> **DATA TO PROCESS**:
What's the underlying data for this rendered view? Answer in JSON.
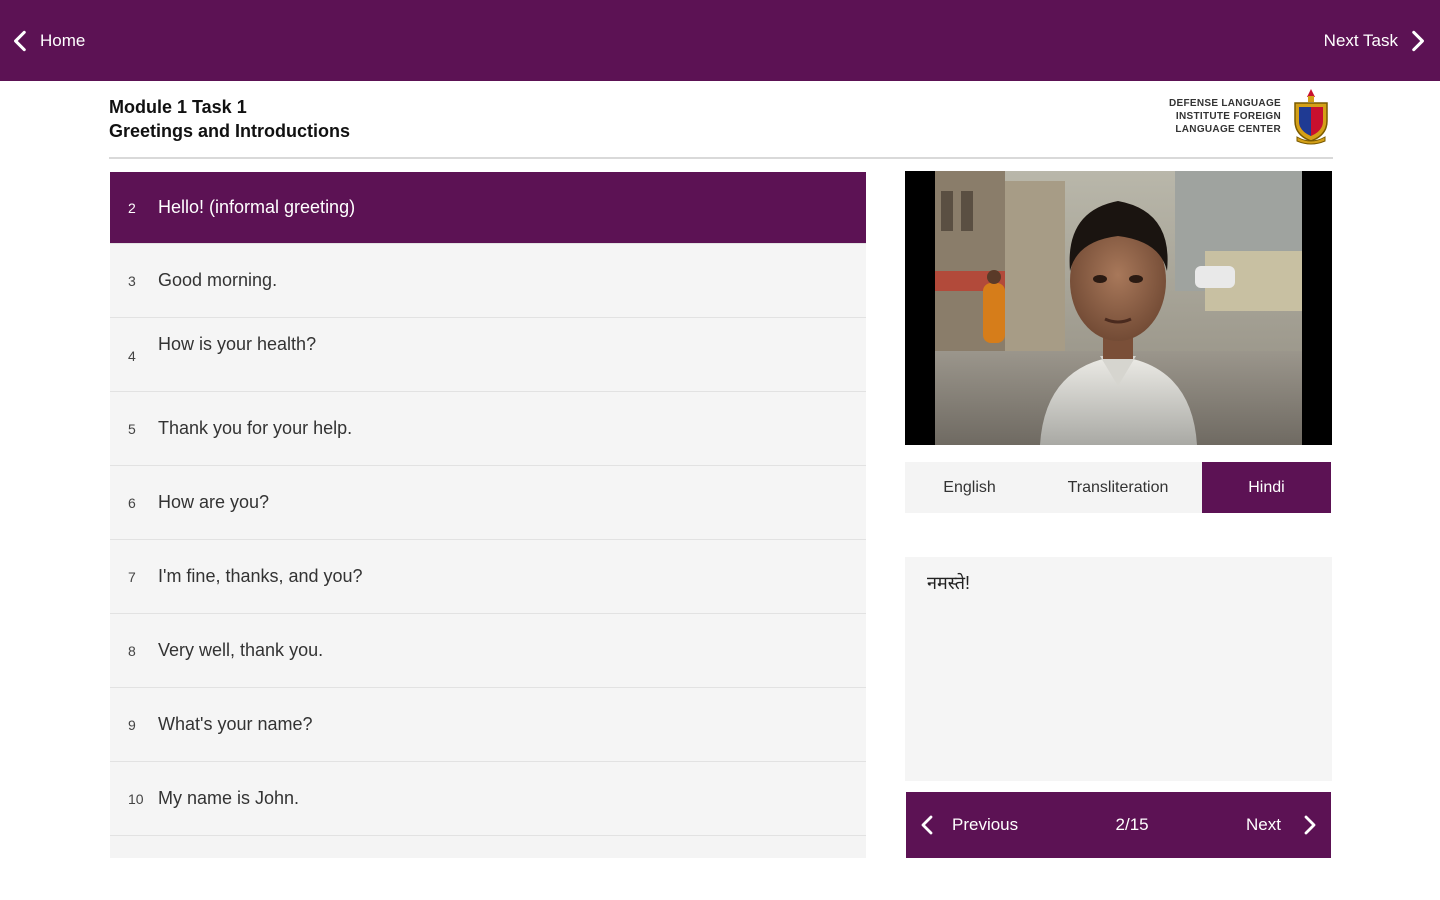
{
  "topbar": {
    "home_label": "Home",
    "next_task_label": "Next Task",
    "color": "#5c1254"
  },
  "header": {
    "module_line": "Module 1 Task 1",
    "title_line": "Greetings and Introductions",
    "logo_lines": [
      "Defense Language",
      "Institute Foreign",
      "Language Center"
    ]
  },
  "phrases": [
    {
      "num": "2",
      "text": "Hello! (informal greeting)"
    },
    {
      "num": "3",
      "text": "Good morning."
    },
    {
      "num": "4",
      "text": "How is your health?"
    },
    {
      "num": "5",
      "text": "Thank you for your help."
    },
    {
      "num": "6",
      "text": "How are you?"
    },
    {
      "num": "7",
      "text": "I'm fine, thanks, and you?"
    },
    {
      "num": "8",
      "text": "Very well, thank you."
    },
    {
      "num": "9",
      "text": "What's your name?"
    },
    {
      "num": "10",
      "text": "My name is John."
    }
  ],
  "tabs": {
    "english": "English",
    "transliteration": "Transliteration",
    "hindi": "Hindi"
  },
  "text_panel": {
    "content": "नमस्ते!"
  },
  "pager": {
    "previous_label": "Previous",
    "count": "2/15",
    "next_label": "Next"
  }
}
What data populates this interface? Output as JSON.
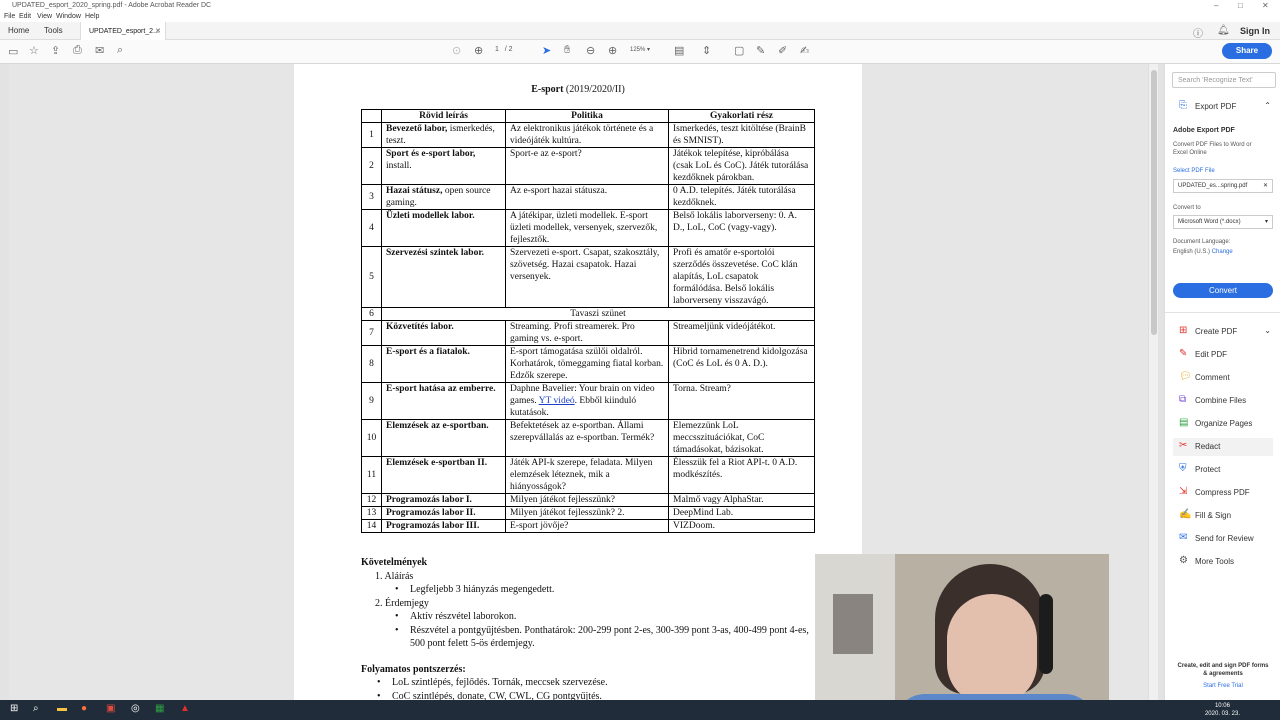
{
  "window": {
    "title": "UPDATED_esport_2020_spring.pdf - Adobe Acrobat Reader DC"
  },
  "menu": [
    "File",
    "Edit",
    "View",
    "Window",
    "Help"
  ],
  "tabs": {
    "home": "Home",
    "tools": "Tools",
    "document": "UPDATED_esport_2..."
  },
  "account": {
    "signin": "Sign In",
    "share": "Share"
  },
  "toolbar": {
    "page_current": "1",
    "page_total": "/ 2",
    "zoom": "125%"
  },
  "document": {
    "title_bold": "E-sport",
    "title_rest": " (2019/2020/II)",
    "headers": [
      "Rövid leírás",
      "Politika",
      "Gyakorlati rész"
    ],
    "rows": [
      {
        "n": "1",
        "a": "Bevezető labor,",
        "a2": "ismerkedés, teszt.",
        "b": "Az elektronikus játékok története és a videójáték kultúra.",
        "c": "Ismerkedés, teszt kitöltése (BrainB és SMNIST)."
      },
      {
        "n": "2",
        "a": "Sport és e-sport labor,",
        "a2": "install.",
        "b": "Sport-e az e-sport?",
        "c": "Játékok telepítése, kipróbálása (csak LoL és CoC). Játék tutorálása kezdőknek párokban."
      },
      {
        "n": "3",
        "a": "Hazai státusz,",
        "a2": "open source gaming.",
        "b": "Az e-sport hazai státusza.",
        "c": "0 A.D. telepítés. Játék tutorálása kezdőknek."
      },
      {
        "n": "4",
        "a": "Üzleti modellek labor.",
        "a2": "",
        "b": "A játékipar, üzleti modellek. E-sport üzleti modellek, versenyek, szervezők, fejlesztők.",
        "c": "Belső lokális laborverseny: 0. A. D., LoL, CoC (vagy-vagy)."
      },
      {
        "n": "5",
        "a": "Szervezési szintek labor.",
        "a2": "",
        "b": "Szervezeti e-sport. Csapat, szakosztály, szövetség. Hazai csapatok. Hazai versenyek.",
        "c": "Profi és amatőr e-sportolói szerződés összevetése. CoC klán alapítás, LoL csapatok formálódása. Belső lokális laborverseny visszavágó."
      },
      {
        "n": "7",
        "a": "Közvetítés labor.",
        "a2": "",
        "b": "Streaming. Profi streamerek. Pro gaming vs. e-sport.",
        "c": "Streameljünk videójátékot."
      },
      {
        "n": "8",
        "a": "E-sport és a fiatalok.",
        "a2": "",
        "b": "E-sport támogatása szülői oldalról. Korhatárok, tömeggaming fiatal korban. Edzők szerepe.",
        "c": "Hibrid tornamenetrend kidolgozása (CoC és LoL és 0 A. D.)."
      },
      {
        "n": "9",
        "a": "E-sport hatása az emberre.",
        "a2": "",
        "b": "Daphne Bavelier: Your brain on video games.",
        "blink": "YT videó",
        "bafter": ". Ebből kiinduló kutatások.",
        "c": "Torna. Stream?"
      },
      {
        "n": "10",
        "a": "Elemzések az e-sportban.",
        "a2": "",
        "b": "Befektetések az e-sportban. Állami szerepvállalás az e-sportban. Termék?",
        "c": "Elemezzünk LoL meccsszituációkat, CoC támadásokat, bázisokat."
      },
      {
        "n": "11",
        "a": "Elemzések e-sportban II.",
        "a2": "",
        "b": "Játék API-k szerepe, feladata. Milyen elemzések léteznek, mik a hiányosságok?",
        "c": "Élesszük fel a Riot API-t. 0 A.D. modkészítés."
      },
      {
        "n": "12",
        "a": "Programozás labor I.",
        "a2": "",
        "b": "Milyen játékot fejlesszünk?",
        "c": "Malmő vagy AlphaStar."
      },
      {
        "n": "13",
        "a": "Programozás labor II.",
        "a2": "",
        "b": "Milyen játékot fejlesszünk? 2.",
        "c": "DeepMind Lab."
      },
      {
        "n": "14",
        "a": "Programozás labor III.",
        "a2": "",
        "b": "E-sport jövője?",
        "c": "VIZDoom."
      }
    ],
    "break_row": {
      "n": "6",
      "text": "Tavaszi szünet"
    },
    "req_heading": "Követelmények",
    "req_1": "1.   Aláírás",
    "req_1a": "Legfeljebb 3 hiányzás megengedett.",
    "req_2": "2.   Érdemjegy",
    "req_2a": "Aktív részvétel laborokon.",
    "req_2b": "Részvétel a pontgyűjtésben. Ponthatárok: 200-299 pont 2-es, 300-399 pont 3-as, 400-499 pont 4-es, 500 pont felett 5-ös érdemjegy.",
    "cont_heading": "Folyamatos pontszerzés:",
    "cont_1": "LoL szintlépés, fejlődés. Tornák, meccsek szervezése.",
    "cont_2": "CoC szintlépés, donate, CW, CWL, CG pontgyűjtés."
  },
  "right_panel": {
    "search_placeholder": "Search 'Recognize Text'",
    "export_title": "Export PDF",
    "adobe_export": "Adobe Export PDF",
    "export_desc": "Convert PDF Files to Word or Excel Online",
    "select_pdf": "Select PDF File",
    "selected_file": "UPDATED_es...spring.pdf",
    "convert_to": "Convert to",
    "convert_format": "Microsoft Word (*.docx)",
    "doc_lang": "Document Language:",
    "lang_value": "English (U.S.)",
    "change": "Change",
    "convert_btn": "Convert",
    "tools": [
      "Create PDF",
      "Edit PDF",
      "Comment",
      "Combine Files",
      "Organize Pages",
      "Redact",
      "Protect",
      "Compress PDF",
      "Fill & Sign",
      "Send for Review",
      "More Tools"
    ],
    "promo": "Create, edit and sign PDF forms & agreements",
    "trial": "Start Free Trial"
  },
  "taskbar": {
    "time": "10:06",
    "date": "2020. 03. 23."
  }
}
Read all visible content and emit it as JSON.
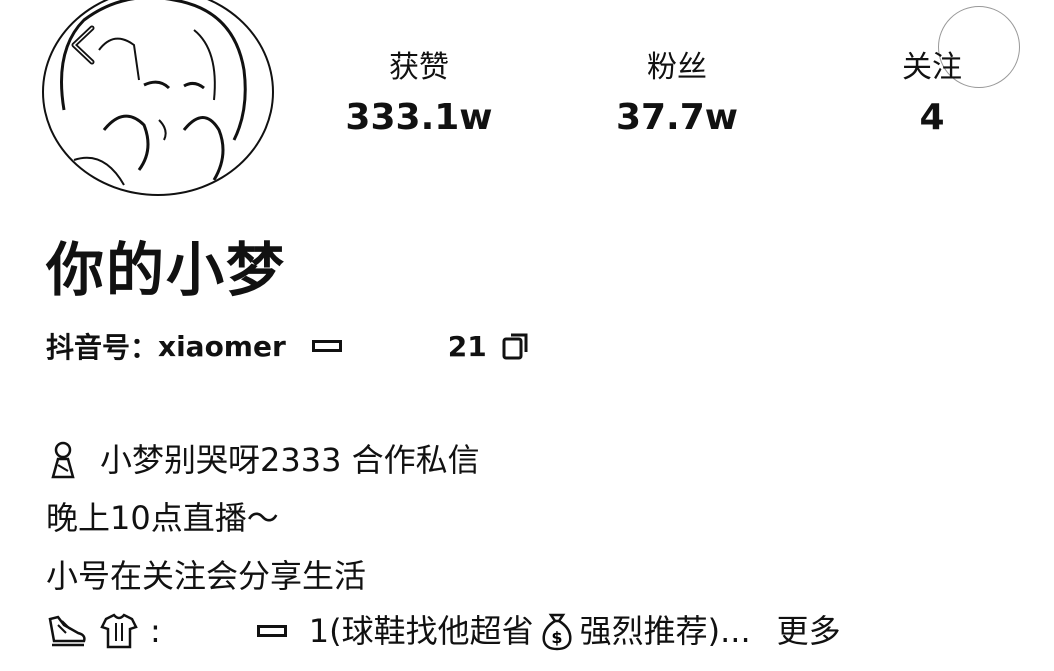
{
  "profile": {
    "stats": [
      {
        "label": "获赞",
        "value": "333.1w"
      },
      {
        "label": "粉丝",
        "value": "37.7w"
      },
      {
        "label": "关注",
        "value": "4"
      }
    ],
    "nickname": "你的小梦",
    "account_label": "抖音号：",
    "account_prefix": "xiaomer",
    "account_suffix": "21",
    "bio": {
      "line1": "小梦别哭呀2333 合作私信",
      "line2": "晚上10点直播～",
      "line3": "小号在关注会分享生活",
      "line4_colon": ":",
      "line4_a": "1(球鞋找他超省",
      "line4_b": "强烈推荐)...",
      "more_label": "更多"
    }
  }
}
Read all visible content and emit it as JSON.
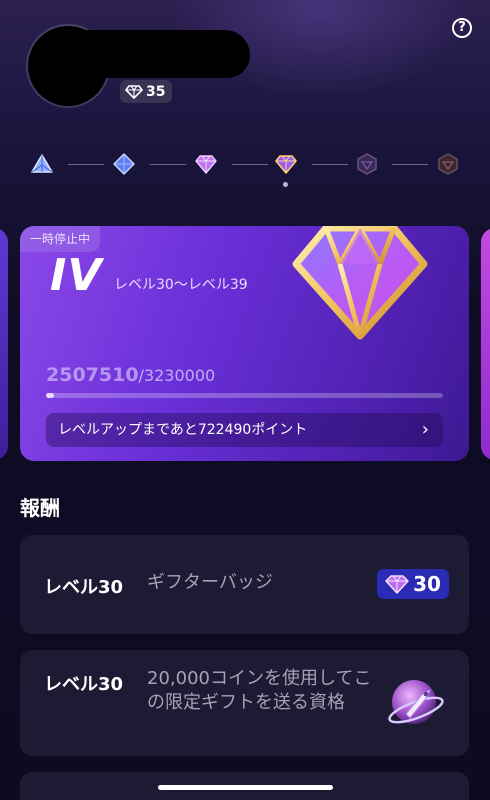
{
  "header": {
    "help_label": "?",
    "gem_count": "35"
  },
  "tiers": [
    {
      "name": "tier-1",
      "color": "#9ab8ff"
    },
    {
      "name": "tier-2",
      "color": "#6a8cff"
    },
    {
      "name": "tier-3",
      "color": "#d080ff"
    },
    {
      "name": "tier-4",
      "color": "#b070ff",
      "selected": true
    },
    {
      "name": "tier-5",
      "color": "#5a3a8a",
      "locked": true
    },
    {
      "name": "tier-6",
      "color": "#5a3a8a",
      "locked": true
    }
  ],
  "level_card": {
    "paused_tag": "一時停止中",
    "tier_roman": "IV",
    "level_range": "レベル30〜レベル39",
    "current_points": "2507510",
    "max_points": "/3230000",
    "progress_fraction": 0.02,
    "next_level_text": "レベルアップまであと722490ポイント",
    "next_chevron": "›"
  },
  "rewards": {
    "section_title": "報酬",
    "items": [
      {
        "level": "レベル30",
        "description": "ギフターバッジ",
        "badge_value": "30"
      },
      {
        "level": "レベル30",
        "description": "20,000コインを使用してこの限定ギフトを送る資格"
      }
    ]
  },
  "colors": {
    "accent": "#7b3fe4",
    "chip": "#2a2bb5",
    "card_bg": "#1d1a33",
    "page_bg": "#0d0b22"
  }
}
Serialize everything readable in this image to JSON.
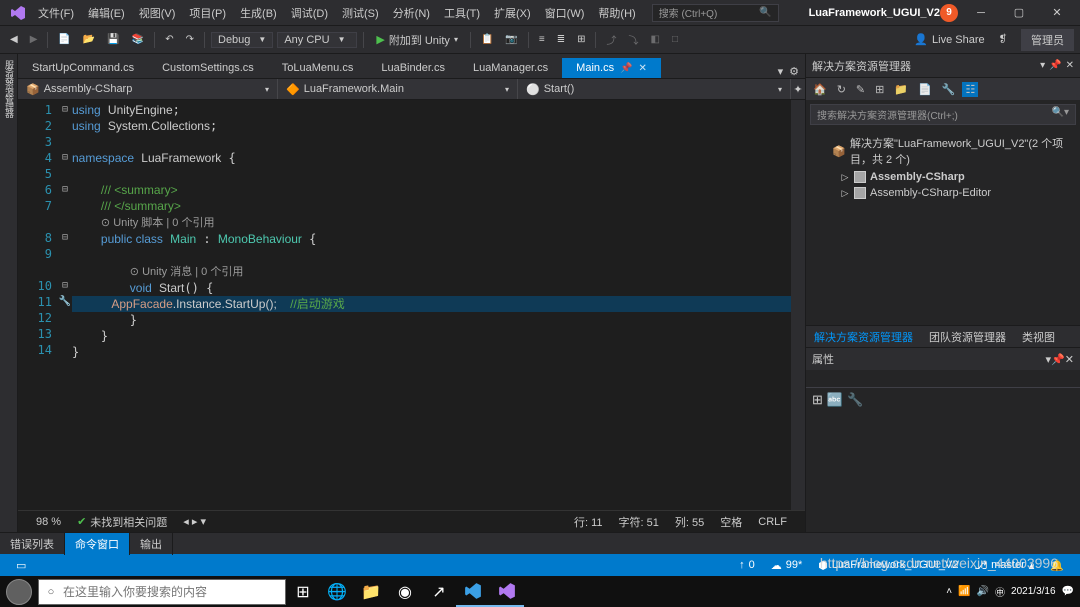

> **EXERCISE REQUIREMENTS**: Report the number of lines in the listing that include the string "szintlépés"; give nothing but the number.

> **EXERCISE OUTPUT**: 2